## Task objective
Below is a listing; write it out exactly and drop any images from it.

[Records about charts and figures]
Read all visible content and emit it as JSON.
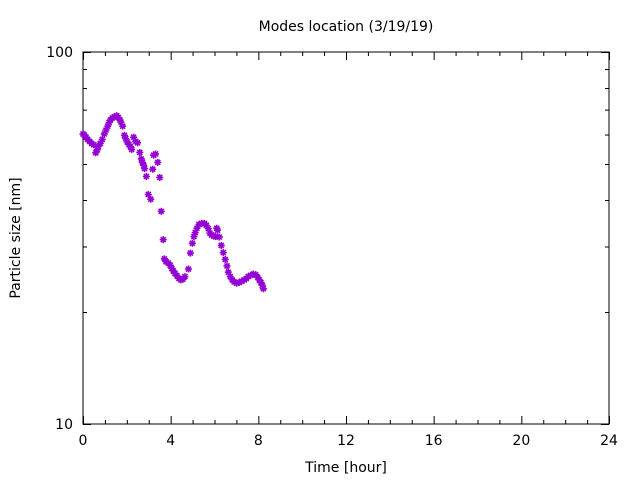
{
  "chart_data": {
    "type": "scatter",
    "title": "Modes location (3/19/19)",
    "xlabel": "Time [hour]",
    "ylabel": "Particle size [nm]",
    "xlim": [
      0,
      24
    ],
    "ylim": [
      10,
      100
    ],
    "yscale": "log",
    "xticks": [
      0,
      4,
      8,
      12,
      16,
      20,
      24
    ],
    "xtick_labels": [
      "0",
      "4",
      "8",
      "12",
      "16",
      "20",
      "24"
    ],
    "yticks": [
      10,
      100
    ],
    "ytick_labels": [
      "10",
      "100"
    ],
    "grid": false,
    "marker_color": "#9400d3",
    "series": [
      {
        "name": "modes",
        "x": [
          0.0,
          0.06,
          0.14,
          0.21,
          0.3,
          0.4,
          0.49,
          0.58,
          0.65,
          0.7,
          0.79,
          0.88,
          0.97,
          1.05,
          1.13,
          1.19,
          1.25,
          1.34,
          1.43,
          1.54,
          1.61,
          1.69,
          1.73,
          1.81,
          1.89,
          1.95,
          2.02,
          2.1,
          2.16,
          2.22,
          2.31,
          2.4,
          2.49,
          2.59,
          2.66,
          2.71,
          2.77,
          2.81,
          2.89,
          2.98,
          3.09,
          3.18,
          3.22,
          3.31,
          3.41,
          3.5,
          3.57,
          3.66,
          3.71,
          3.79,
          3.89,
          3.98,
          4.05,
          4.12,
          4.2,
          4.29,
          4.38,
          4.47,
          4.56,
          4.65,
          4.81,
          4.9,
          4.99,
          5.06,
          5.12,
          5.2,
          5.29,
          5.41,
          5.54,
          5.63,
          5.72,
          5.79,
          5.87,
          5.96,
          6.05,
          6.1,
          6.14,
          6.22,
          6.31,
          6.4,
          6.49,
          6.57,
          6.63,
          6.72,
          6.81,
          6.9,
          7.01,
          7.12,
          7.24,
          7.36,
          7.45,
          7.54,
          7.65,
          7.77,
          7.88,
          7.97,
          8.04,
          8.12,
          8.18,
          8.23
        ],
        "y": [
          60.2,
          59.8,
          59.0,
          58.2,
          57.5,
          56.8,
          56.3,
          53.6,
          54.6,
          55.7,
          56.8,
          58.2,
          60.2,
          61.7,
          63.2,
          64.6,
          65.6,
          66.5,
          67.0,
          67.4,
          66.7,
          65.6,
          64.8,
          63.2,
          59.7,
          58.5,
          57.3,
          56.3,
          55.7,
          54.7,
          59.0,
          57.5,
          57.0,
          53.7,
          51.6,
          50.5,
          49.6,
          48.6,
          46.3,
          41.4,
          40.2,
          48.4,
          52.8,
          53.2,
          50.5,
          46.0,
          37.3,
          31.3,
          27.8,
          27.3,
          27.1,
          26.7,
          26.2,
          25.8,
          25.4,
          25.0,
          24.6,
          24.4,
          24.5,
          24.9,
          26.1,
          28.8,
          30.6,
          31.9,
          32.7,
          33.6,
          34.4,
          34.6,
          34.6,
          34.2,
          33.5,
          32.6,
          32.2,
          32.0,
          31.9,
          33.6,
          33.2,
          31.8,
          30.2,
          28.9,
          27.7,
          26.6,
          25.6,
          24.9,
          24.4,
          24.1,
          23.9,
          24.0,
          24.2,
          24.4,
          24.6,
          24.9,
          25.1,
          25.3,
          25.2,
          24.8,
          24.4,
          24.0,
          23.6,
          23.1
        ]
      }
    ]
  }
}
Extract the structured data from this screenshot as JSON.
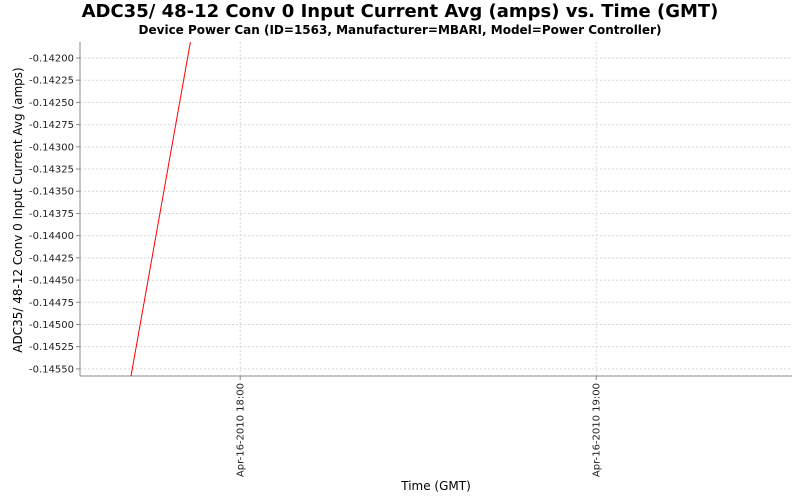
{
  "chart_data": {
    "type": "line",
    "title": "ADC35/ 48-12 Conv 0 Input Current Avg (amps) vs. Time (GMT)",
    "subtitle": "Device Power Can (ID=1563, Manufacturer=MBARI, Model=Power Controller)",
    "xlabel": "Time (GMT)",
    "ylabel": "ADC35/ 48-12 Conv 0 Input Current Avg (amps)",
    "ylim": [
      -0.14558,
      -0.14182
    ],
    "yticks": [
      -0.142,
      -0.14225,
      -0.1425,
      -0.14275,
      -0.143,
      -0.14325,
      -0.1435,
      -0.14375,
      -0.144,
      -0.14425,
      -0.1445,
      -0.14475,
      -0.145,
      -0.14525,
      -0.1455
    ],
    "ytick_labels": [
      "-0.14200",
      "-0.14225",
      "-0.14250",
      "-0.14275",
      "-0.14300",
      "-0.14325",
      "-0.14350",
      "-0.14375",
      "-0.14400",
      "-0.14425",
      "-0.14450",
      "-0.14475",
      "-0.14500",
      "-0.14525",
      "-0.14550"
    ],
    "xlim_minutes_from_start": [
      0,
      120
    ],
    "xticks": [
      {
        "label": "Apr-16-2010 18:00",
        "minutes": 27
      },
      {
        "label": "Apr-16-2010 19:00",
        "minutes": 87
      }
    ],
    "grid": true,
    "series": [
      {
        "color": "#ff0000",
        "points": [
          {
            "minutes": 8.6,
            "y": -0.14558
          },
          {
            "minutes": 18.6,
            "y": -0.14182
          }
        ]
      }
    ]
  }
}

## Answer in full
Read all visible content and emit it as JSON.
{
  "chart_data": {
    "type": "scatter",
    "title": "Modes location (3/19/19)",
    "xlabel": "Time [hour]",
    "ylabel": "Particle size [nm]",
    "xlim": [
      0,
      24
    ],
    "ylim": [
      10,
      100
    ],
    "yscale": "log",
    "xticks": [
      0,
      4,
      8,
      12,
      16,
      20,
      24
    ],
    "xtick_labels": [
      "0",
      "4",
      "8",
      "12",
      "16",
      "20",
      "24"
    ],
    "yticks": [
      10,
      100
    ],
    "ytick_labels": [
      "10",
      "100"
    ],
    "grid": false,
    "marker_color": "#9400d3",
    "series": [
      {
        "name": "modes",
        "x": [
          0.0,
          0.06,
          0.14,
          0.21,
          0.3,
          0.4,
          0.49,
          0.58,
          0.65,
          0.7,
          0.79,
          0.88,
          0.97,
          1.05,
          1.13,
          1.19,
          1.25,
          1.34,
          1.43,
          1.54,
          1.61,
          1.69,
          1.73,
          1.81,
          1.89,
          1.95,
          2.02,
          2.1,
          2.16,
          2.22,
          2.31,
          2.4,
          2.49,
          2.59,
          2.66,
          2.71,
          2.77,
          2.81,
          2.89,
          2.98,
          3.09,
          3.18,
          3.22,
          3.31,
          3.41,
          3.5,
          3.57,
          3.66,
          3.71,
          3.79,
          3.89,
          3.98,
          4.05,
          4.12,
          4.2,
          4.29,
          4.38,
          4.47,
          4.56,
          4.65,
          4.81,
          4.9,
          4.99,
          5.06,
          5.12,
          5.2,
          5.29,
          5.41,
          5.54,
          5.63,
          5.72,
          5.79,
          5.87,
          5.96,
          6.05,
          6.1,
          6.14,
          6.22,
          6.31,
          6.4,
          6.49,
          6.57,
          6.63,
          6.72,
          6.81,
          6.9,
          7.01,
          7.12,
          7.24,
          7.36,
          7.45,
          7.54,
          7.65,
          7.77,
          7.88,
          7.97,
          8.04,
          8.12,
          8.18,
          8.23
        ],
        "y": [
          60.2,
          59.8,
          59.0,
          58.2,
          57.5,
          56.8,
          56.3,
          53.6,
          54.6,
          55.7,
          56.8,
          58.2,
          60.2,
          61.7,
          63.2,
          64.6,
          65.6,
          66.5,
          67.0,
          67.4,
          66.7,
          65.6,
          64.8,
          63.2,
          59.7,
          58.5,
          57.3,
          56.3,
          55.7,
          54.7,
          59.0,
          57.5,
          57.0,
          53.7,
          51.6,
          50.5,
          49.6,
          48.6,
          46.3,
          41.4,
          40.2,
          48.4,
          52.8,
          53.2,
          50.5,
          46.0,
          37.3,
          31.3,
          27.8,
          27.3,
          27.1,
          26.7,
          26.2,
          25.8,
          25.4,
          25.0,
          24.6,
          24.4,
          24.5,
          24.9,
          26.1,
          28.8,
          30.6,
          31.9,
          32.7,
          33.6,
          34.4,
          34.6,
          34.6,
          34.2,
          33.5,
          32.6,
          32.2,
          32.0,
          31.9,
          33.6,
          33.2,
          31.8,
          30.2,
          28.9,
          27.7,
          26.6,
          25.6,
          24.9,
          24.4,
          24.1,
          23.9,
          24.0,
          24.2,
          24.4,
          24.6,
          24.9,
          25.1,
          25.3,
          25.2,
          24.8,
          24.4,
          24.0,
          23.6,
          23.1
        ]
      }
    ]
  }
}
Extract the structured data from this screenshot as JSON.
{
  "chart_data": {
    "type": "line",
    "title": "ADC35/ 48-12 Conv 0 Input Current Avg (amps) vs. Time (GMT)",
    "subtitle": "Device Power Can (ID=1563, Manufacturer=MBARI, Model=Power Controller)",
    "xlabel": "Time (GMT)",
    "ylabel": "ADC35/ 48-12 Conv 0 Input Current Avg (amps)",
    "ylim": [
      -0.14558,
      -0.14182
    ],
    "yticks": [
      -0.142,
      -0.14225,
      -0.1425,
      -0.14275,
      -0.143,
      -0.14325,
      -0.1435,
      -0.14375,
      -0.144,
      -0.14425,
      -0.1445,
      -0.14475,
      -0.145,
      -0.14525,
      -0.1455
    ],
    "ytick_labels": [
      "-0.14200",
      "-0.14225",
      "-0.14250",
      "-0.14275",
      "-0.14300",
      "-0.14325",
      "-0.14350",
      "-0.14375",
      "-0.14400",
      "-0.14425",
      "-0.14450",
      "-0.14475",
      "-0.14500",
      "-0.14525",
      "-0.14550"
    ],
    "xlim_minutes_from_start": [
      0,
      120
    ],
    "xticks": [
      {
        "label": "Apr-16-2010 18:00",
        "minutes": 27
      },
      {
        "label": "Apr-16-2010 19:00",
        "minutes": 87
      }
    ],
    "grid": true,
    "series": [
      {
        "color": "#ff0000",
        "points": [
          {
            "minutes": 8.6,
            "y": -0.14558
          },
          {
            "minutes": 18.6,
            "y": -0.14182
          }
        ]
      }
    ]
  }
}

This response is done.